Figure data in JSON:
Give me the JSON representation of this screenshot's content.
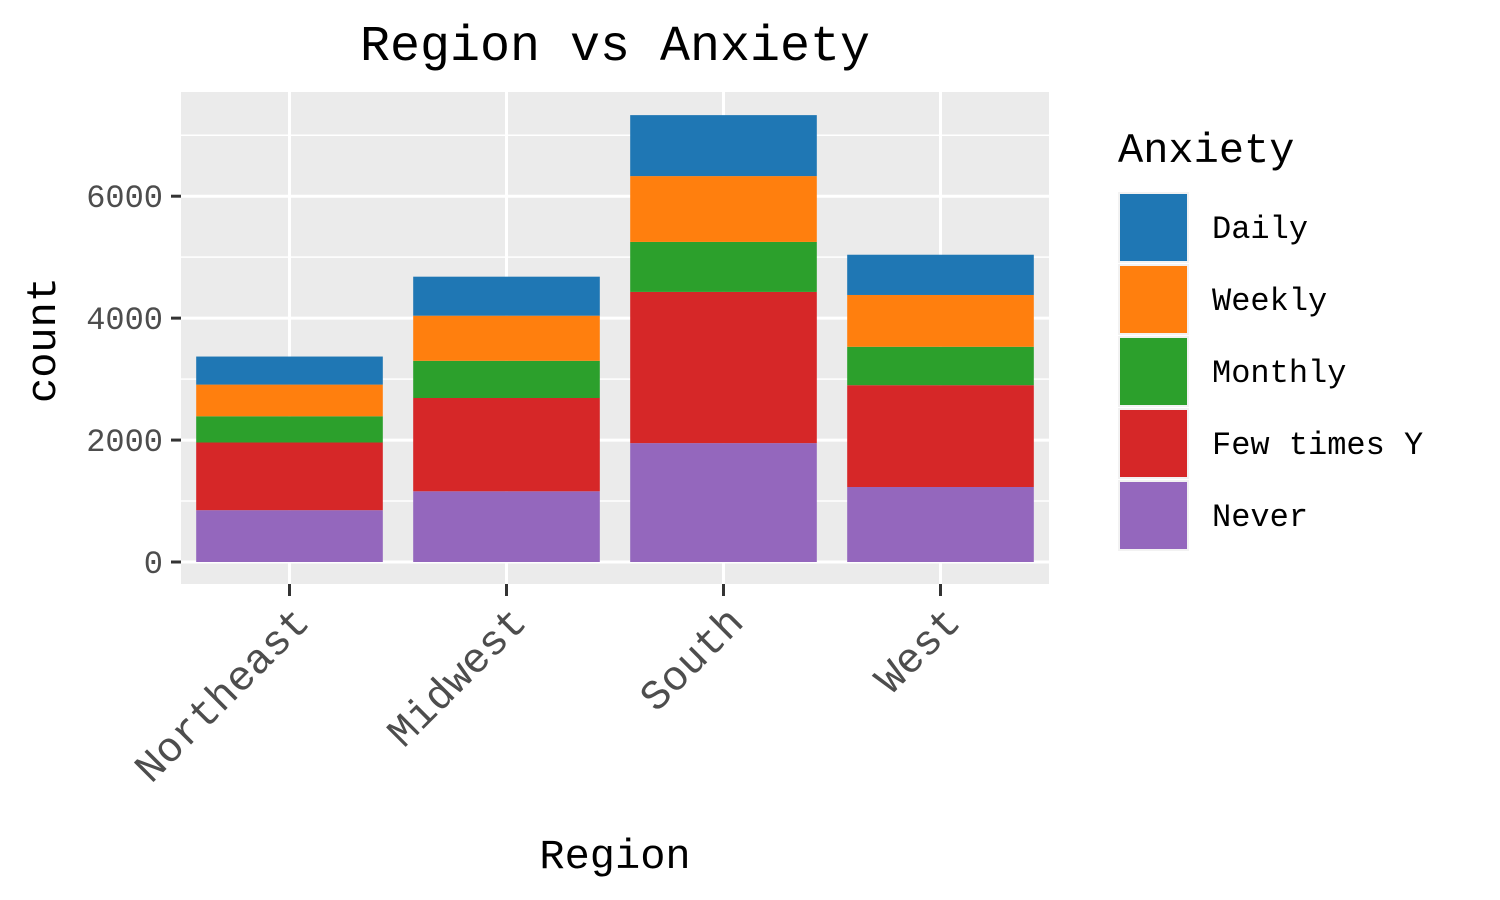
{
  "chart_data": {
    "type": "bar",
    "stacked": true,
    "title": "Region vs Anxiety",
    "xlabel": "Region",
    "ylabel": "count",
    "categories": [
      "Northeast",
      "Midwest",
      "South",
      "West"
    ],
    "ylim": [
      0,
      7650
    ],
    "yticks": [
      0,
      2000,
      4000,
      6000
    ],
    "grid": true,
    "legend_position": "right",
    "legend_title": "Anxiety",
    "series": [
      {
        "name": "Never",
        "color": "#9467bd",
        "values": [
          850,
          1160,
          1950,
          1230
        ]
      },
      {
        "name": "Few times Y",
        "color": "#d62728",
        "values": [
          1110,
          1530,
          2480,
          1670
        ]
      },
      {
        "name": "Monthly",
        "color": "#2ca02c",
        "values": [
          430,
          610,
          820,
          630
        ]
      },
      {
        "name": "Weekly",
        "color": "#ff7f0e",
        "values": [
          520,
          740,
          1080,
          850
        ]
      },
      {
        "name": "Daily",
        "color": "#1f77b4",
        "values": [
          460,
          640,
          1000,
          660
        ]
      }
    ]
  }
}
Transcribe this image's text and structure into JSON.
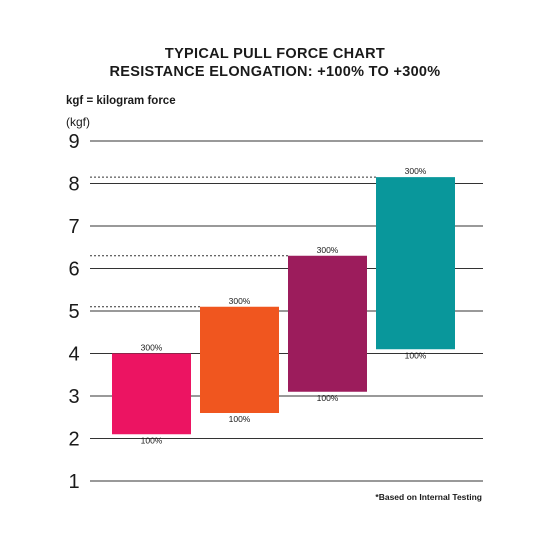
{
  "title_line1": "TYPICAL PULL FORCE CHART",
  "title_line2": "RESISTANCE ELONGATION: +100% TO +300%",
  "unit_note": "kgf = kilogram force",
  "y_unit": "(kgf)",
  "footnote": "*Based on Internal Testing",
  "colors": {
    "grid": "#333333",
    "text": "#1a1a1a"
  },
  "chart_data": {
    "type": "bar",
    "subtype": "floating-range",
    "title": "TYPICAL PULL FORCE CHART",
    "subtitle": "RESISTANCE ELONGATION: +100% TO +300%",
    "ylabel": "(kgf)",
    "ylim": [
      1,
      9
    ],
    "yticks": [
      1,
      2,
      3,
      4,
      5,
      6,
      7,
      8,
      9
    ],
    "grid": true,
    "bars": [
      {
        "low": 2.1,
        "high": 4.0,
        "low_label": "100%",
        "high_label": "300%",
        "color": "#ec1462"
      },
      {
        "low": 2.6,
        "high": 5.1,
        "low_label": "100%",
        "high_label": "300%",
        "color": "#f0561f"
      },
      {
        "low": 3.1,
        "high": 6.3,
        "low_label": "100%",
        "high_label": "300%",
        "color": "#9c1c5c"
      },
      {
        "low": 4.1,
        "high": 8.15,
        "low_label": "100%",
        "high_label": "300%",
        "color": "#09979b"
      }
    ]
  }
}
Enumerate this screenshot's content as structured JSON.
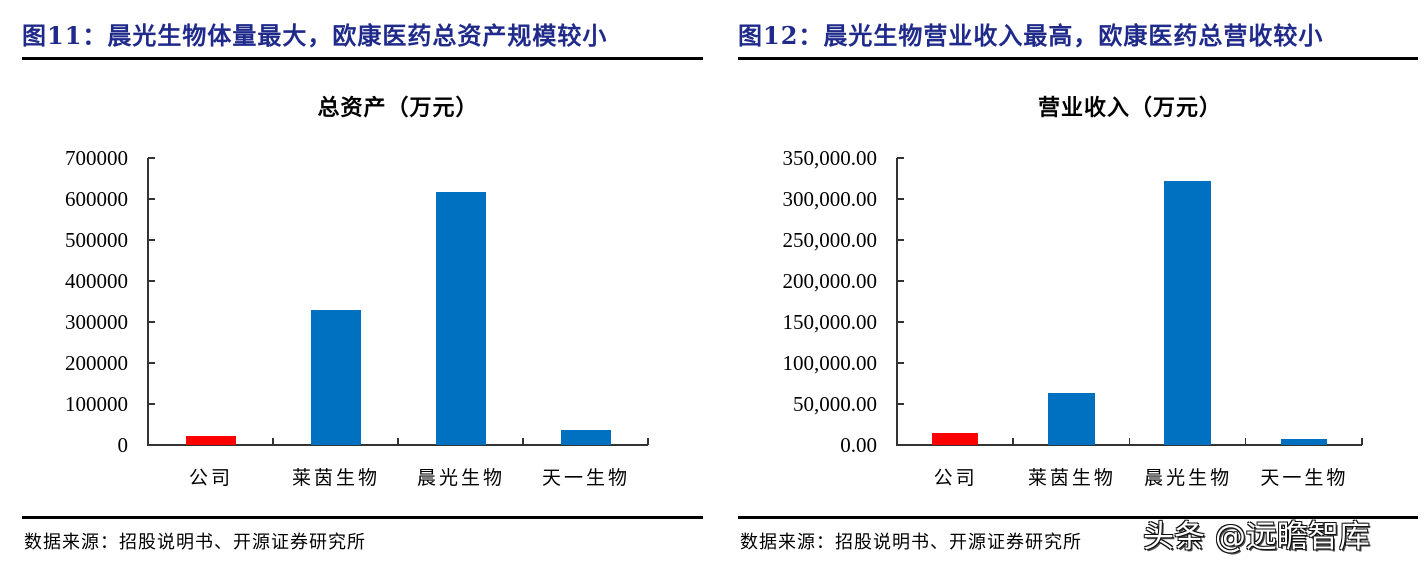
{
  "left": {
    "figure_title": "图11：晨光生物体量最大，欧康医药总资产规模较小",
    "source": "数据来源：招股说明书、开源证券研究所"
  },
  "right": {
    "figure_title": "图12：晨光生物营业收入最高，欧康医药总营收较小",
    "source": "数据来源：招股说明书、开源证券研究所"
  },
  "watermark": "头条 @远瞻智库",
  "colors": {
    "highlight": "#ff0000",
    "bar": "#0070c0",
    "title": "#1f2a8a"
  },
  "chart_data": [
    {
      "type": "bar",
      "title": "总资产（万元）",
      "xlabel": "",
      "ylabel": "",
      "categories": [
        "公司",
        "莱茵生物",
        "晨光生物",
        "天一生物"
      ],
      "values": [
        22000,
        330000,
        617000,
        37000
      ],
      "bar_colors": [
        "#ff0000",
        "#0070c0",
        "#0070c0",
        "#0070c0"
      ],
      "ylim": [
        0,
        700000
      ],
      "yticks": [
        "0",
        "100000",
        "200000",
        "300000",
        "400000",
        "500000",
        "600000",
        "700000"
      ],
      "grid": false,
      "legend": null
    },
    {
      "type": "bar",
      "title": "营业收入（万元）",
      "xlabel": "",
      "ylabel": "",
      "categories": [
        "公司",
        "莱茵生物",
        "晨光生物",
        "天一生物"
      ],
      "values": [
        15000,
        63000,
        322000,
        7500
      ],
      "bar_colors": [
        "#ff0000",
        "#0070c0",
        "#0070c0",
        "#0070c0"
      ],
      "ylim": [
        0,
        350000
      ],
      "yticks": [
        "0.00",
        "50,000.00",
        "100,000.00",
        "150,000.00",
        "200,000.00",
        "250,000.00",
        "300,000.00",
        "350,000.00"
      ],
      "grid": false,
      "legend": null
    }
  ]
}
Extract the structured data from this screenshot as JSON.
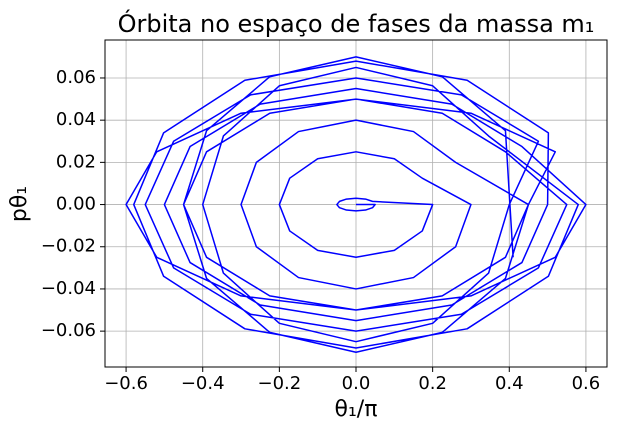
{
  "chart_data": {
    "type": "line",
    "title": "Órbita no espaço de fases da massa m₁",
    "x_label": "θ₁/π",
    "y_label": "pθ₁",
    "xlim": [
      -0.655,
      0.655
    ],
    "ylim": [
      -0.077,
      0.078
    ],
    "xticks": [
      {
        "value": -0.6,
        "label": "−0.6"
      },
      {
        "value": -0.4,
        "label": "−0.4"
      },
      {
        "value": -0.2,
        "label": "−0.2"
      },
      {
        "value": 0,
        "label": "0.0"
      },
      0.2,
      0.4,
      0.6
    ],
    "yticks": [
      {
        "value": -0.06,
        "label": "−0.06"
      },
      {
        "value": -0.04,
        "label": "−0.04"
      },
      {
        "value": -0.02,
        "label": "−0.02"
      },
      {
        "value": 0,
        "label": "0.00"
      },
      0.02,
      0.04,
      0.06
    ],
    "grid": true,
    "series": [
      {
        "color": "#0000ff",
        "x": [
          0,
          0.05,
          0.043,
          0.025,
          0,
          -0.025,
          -0.043,
          -0.05,
          -0.043,
          -0.025,
          0,
          0.025,
          0.043,
          0.2,
          0.173,
          0.1,
          0,
          -0.1,
          -0.173,
          -0.2,
          -0.173,
          -0.1,
          0,
          0.1,
          0.173,
          0.3,
          0.26,
          0.15,
          0,
          -0.15,
          -0.26,
          -0.3,
          -0.26,
          -0.15,
          0,
          0.15,
          0.26,
          0.45,
          0.39,
          0.225,
          0,
          -0.225,
          -0.39,
          -0.45,
          -0.39,
          -0.225,
          0,
          0.225,
          0.39,
          0.55,
          0.476,
          0.275,
          0,
          -0.275,
          -0.476,
          -0.55,
          -0.476,
          -0.275,
          0,
          0.275,
          0.476,
          0.4,
          0.346,
          0.2,
          0,
          -0.2,
          -0.346,
          -0.4,
          -0.346,
          -0.2,
          0,
          0.2,
          0.346,
          0.58,
          0.502,
          0.29,
          0,
          -0.29,
          -0.502,
          -0.58,
          -0.502,
          -0.29,
          0,
          0.29,
          0.502,
          0.5,
          0.433,
          0.25,
          0,
          -0.25,
          -0.433,
          -0.5,
          -0.433,
          -0.25,
          0,
          0.25,
          0.433,
          0.6,
          0.52,
          0.3,
          0,
          -0.3,
          -0.52,
          -0.6,
          -0.52,
          -0.3,
          0,
          0.3,
          0.52,
          0.45,
          0.39,
          0.225,
          0,
          -0.225,
          -0.39,
          -0.45,
          -0.39,
          -0.225,
          0,
          0.225,
          0.39,
          0.41
        ],
        "values": [
          0,
          0,
          -0.0015,
          -0.0026,
          -0.003,
          -0.0026,
          -0.0015,
          0,
          0.0015,
          0.0026,
          0.003,
          0.0026,
          0.0015,
          0,
          -0.0125,
          -0.0217,
          -0.025,
          -0.0217,
          -0.0125,
          0,
          0.0125,
          0.0217,
          0.025,
          0.0217,
          0.0125,
          0,
          -0.02,
          -0.0346,
          -0.04,
          -0.0346,
          -0.02,
          0,
          0.02,
          0.0346,
          0.04,
          0.0346,
          0.02,
          0,
          -0.025,
          -0.0433,
          -0.05,
          -0.0433,
          -0.025,
          0,
          0.025,
          0.0433,
          0.05,
          0.0433,
          0.025,
          0,
          -0.03,
          -0.052,
          -0.06,
          -0.052,
          -0.03,
          0,
          0.03,
          0.052,
          0.06,
          0.052,
          0.03,
          0,
          -0.0325,
          -0.0563,
          -0.065,
          -0.0563,
          -0.0325,
          0,
          0.0325,
          0.0563,
          0.065,
          0.0563,
          0.0325,
          0,
          -0.034,
          -0.0589,
          -0.068,
          -0.0589,
          -0.034,
          0,
          0.034,
          0.0589,
          0.068,
          0.0589,
          0.034,
          0,
          -0.0275,
          -0.0476,
          -0.055,
          -0.0476,
          -0.0275,
          0,
          0.0275,
          0.0476,
          0.055,
          0.0476,
          0.0275,
          0,
          -0.025,
          -0.0433,
          -0.05,
          -0.0433,
          -0.025,
          0,
          0.025,
          0.0433,
          0.05,
          0.0433,
          0.025,
          0,
          -0.035,
          -0.0606,
          -0.07,
          -0.0606,
          -0.035,
          0,
          0.035,
          0.0606,
          0.07,
          0.0606,
          0.035,
          -0.025
        ]
      }
    ]
  }
}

- **STATED GOAL**: Pull out all lines of the data with the string "screenshot".

- **FINAL RESULT**:
Give me the JSON representation of this screenshot's content.
Enumerate this screenshot's content as structured JSON.
Extract the structured data from this screenshot as JSON.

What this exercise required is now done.